[Component data from apps and pages]
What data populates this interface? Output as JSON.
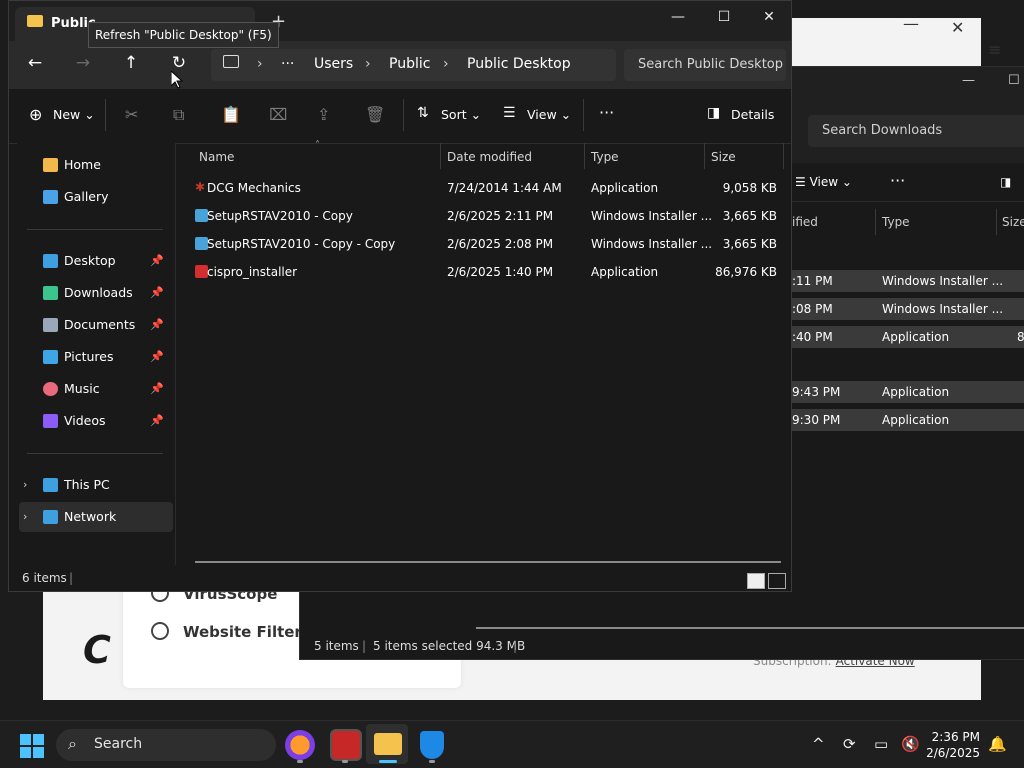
{
  "background_app": {
    "menu_items": [
      "VirusScope",
      "Website Filtering"
    ],
    "logo": "C",
    "subscription_label": "Subscription:",
    "activate_link": "Activate Now"
  },
  "downloads_window": {
    "search_placeholder": "Search Downloads",
    "view_label": "View",
    "columns": {
      "date": "ified",
      "type": "Type",
      "size": "Size"
    },
    "rows": [
      {
        "date": ":11 PM",
        "type": "Windows Installer ..."
      },
      {
        "date": ":08 PM",
        "type": "Windows Installer ..."
      },
      {
        "date": ":40 PM",
        "type": "Application",
        "size": "8"
      },
      {
        "date": "9:43 PM",
        "type": "Application"
      },
      {
        "date": "9:30 PM",
        "type": "Application"
      }
    ],
    "status": {
      "items": "5 items",
      "selected": "5 items selected  94.3 MB"
    }
  },
  "explorer": {
    "tab_title": "Public",
    "new_tab_symbol": "+",
    "window_controls": {
      "minimize": "—",
      "maximize": "☐",
      "close": "✕"
    },
    "tooltip": "Refresh \"Public Desktop\" (F5)",
    "breadcrumb": [
      "Users",
      "Public",
      "Public Desktop"
    ],
    "breadcrumb_more": "···",
    "search_placeholder": "Search Public Desktop",
    "toolbar": {
      "new": "New",
      "sort": "Sort",
      "view": "View",
      "more": "···",
      "details": "Details"
    },
    "nav": {
      "quick": [
        {
          "label": "Home",
          "icon": "home-icon",
          "color": "#f2b84b"
        },
        {
          "label": "Gallery",
          "icon": "gallery-icon",
          "color": "#4aa3e8"
        }
      ],
      "pinned": [
        {
          "label": "Desktop",
          "icon": "desktop-icon",
          "color": "#3fa0e0"
        },
        {
          "label": "Downloads",
          "icon": "download-icon",
          "color": "#3cc48f"
        },
        {
          "label": "Documents",
          "icon": "document-icon",
          "color": "#9aa7b8"
        },
        {
          "label": "Pictures",
          "icon": "pictures-icon",
          "color": "#3fa6e5"
        },
        {
          "label": "Music",
          "icon": "music-icon",
          "color": "#e86a7c"
        },
        {
          "label": "Videos",
          "icon": "videos-icon",
          "color": "#8b5cf6"
        }
      ],
      "devices": [
        {
          "label": "This PC",
          "icon": "pc-icon",
          "color": "#3fa0e0"
        },
        {
          "label": "Network",
          "icon": "network-icon",
          "color": "#3fa0e0"
        }
      ]
    },
    "columns": {
      "name": "Name",
      "date": "Date modified",
      "type": "Type",
      "size": "Size"
    },
    "files": [
      {
        "name": "DCG Mechanics",
        "date": "7/24/2014 1:44 AM",
        "type": "Application",
        "size": "9,058 KB",
        "icon_color": "#c0392b"
      },
      {
        "name": "SetupRSTAV2010 - Copy",
        "date": "2/6/2025 2:11 PM",
        "type": "Windows Installer ...",
        "size": "3,665 KB",
        "icon_color": "#4aa3d8"
      },
      {
        "name": "SetupRSTAV2010 - Copy - Copy",
        "date": "2/6/2025 2:08 PM",
        "type": "Windows Installer ...",
        "size": "3,665 KB",
        "icon_color": "#4aa3d8"
      },
      {
        "name": "cispro_installer",
        "date": "2/6/2025 1:40 PM",
        "type": "Application",
        "size": "86,976 KB",
        "icon_color": "#d32f2f"
      }
    ],
    "status": "6 items"
  },
  "taskbar": {
    "search": "Search",
    "time": "2:36 PM",
    "date": "2/6/2025"
  }
}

* _TASK REQUIREMENTS_: Quote the records in full and exactly; skip any image.

* _SOLUTION BELOW_:
What data populates this interface? Output as JSON.
{
  "background_app": {
    "menu_items": [
      "VirusScope",
      "Website Filtering"
    ],
    "logo": "C",
    "subscription_label": "Subscription:",
    "activate_link": "Activate Now"
  },
  "downloads_window": {
    "search_placeholder": "Search Downloads",
    "view_label": "View",
    "columns": {
      "date": "ified",
      "type": "Type",
      "size": "Size"
    },
    "rows": [
      {
        "date": ":11 PM",
        "type": "Windows Installer ..."
      },
      {
        "date": ":08 PM",
        "type": "Windows Installer ..."
      },
      {
        "date": ":40 PM",
        "type": "Application",
        "size": "8"
      },
      {
        "date": "9:43 PM",
        "type": "Application"
      },
      {
        "date": "9:30 PM",
        "type": "Application"
      }
    ],
    "status": {
      "items": "5 items",
      "selected": "5 items selected  94.3 MB"
    }
  },
  "explorer": {
    "tab_title": "Public",
    "new_tab_symbol": "+",
    "window_controls": {
      "minimize": "—",
      "maximize": "☐",
      "close": "✕"
    },
    "tooltip": "Refresh \"Public Desktop\" (F5)",
    "breadcrumb": [
      "Users",
      "Public",
      "Public Desktop"
    ],
    "breadcrumb_more": "···",
    "search_placeholder": "Search Public Desktop",
    "toolbar": {
      "new": "New",
      "sort": "Sort",
      "view": "View",
      "more": "···",
      "details": "Details"
    },
    "nav": {
      "quick": [
        {
          "label": "Home",
          "icon": "home-icon",
          "color": "#f2b84b"
        },
        {
          "label": "Gallery",
          "icon": "gallery-icon",
          "color": "#4aa3e8"
        }
      ],
      "pinned": [
        {
          "label": "Desktop",
          "icon": "desktop-icon",
          "color": "#3fa0e0"
        },
        {
          "label": "Downloads",
          "icon": "download-icon",
          "color": "#3cc48f"
        },
        {
          "label": "Documents",
          "icon": "document-icon",
          "color": "#9aa7b8"
        },
        {
          "label": "Pictures",
          "icon": "pictures-icon",
          "color": "#3fa6e5"
        },
        {
          "label": "Music",
          "icon": "music-icon",
          "color": "#e86a7c"
        },
        {
          "label": "Videos",
          "icon": "videos-icon",
          "color": "#8b5cf6"
        }
      ],
      "devices": [
        {
          "label": "This PC",
          "icon": "pc-icon",
          "color": "#3fa0e0"
        },
        {
          "label": "Network",
          "icon": "network-icon",
          "color": "#3fa0e0"
        }
      ]
    },
    "columns": {
      "name": "Name",
      "date": "Date modified",
      "type": "Type",
      "size": "Size"
    },
    "files": [
      {
        "name": "DCG Mechanics",
        "date": "7/24/2014 1:44 AM",
        "type": "Application",
        "size": "9,058 KB",
        "icon_color": "#c0392b"
      },
      {
        "name": "SetupRSTAV2010 - Copy",
        "date": "2/6/2025 2:11 PM",
        "type": "Windows Installer ...",
        "size": "3,665 KB",
        "icon_color": "#4aa3d8"
      },
      {
        "name": "SetupRSTAV2010 - Copy - Copy",
        "date": "2/6/2025 2:08 PM",
        "type": "Windows Installer ...",
        "size": "3,665 KB",
        "icon_color": "#4aa3d8"
      },
      {
        "name": "cispro_installer",
        "date": "2/6/2025 1:40 PM",
        "type": "Application",
        "size": "86,976 KB",
        "icon_color": "#d32f2f"
      }
    ],
    "status": "6 items"
  },
  "taskbar": {
    "search": "Search",
    "time": "2:36 PM",
    "date": "2/6/2025"
  }
}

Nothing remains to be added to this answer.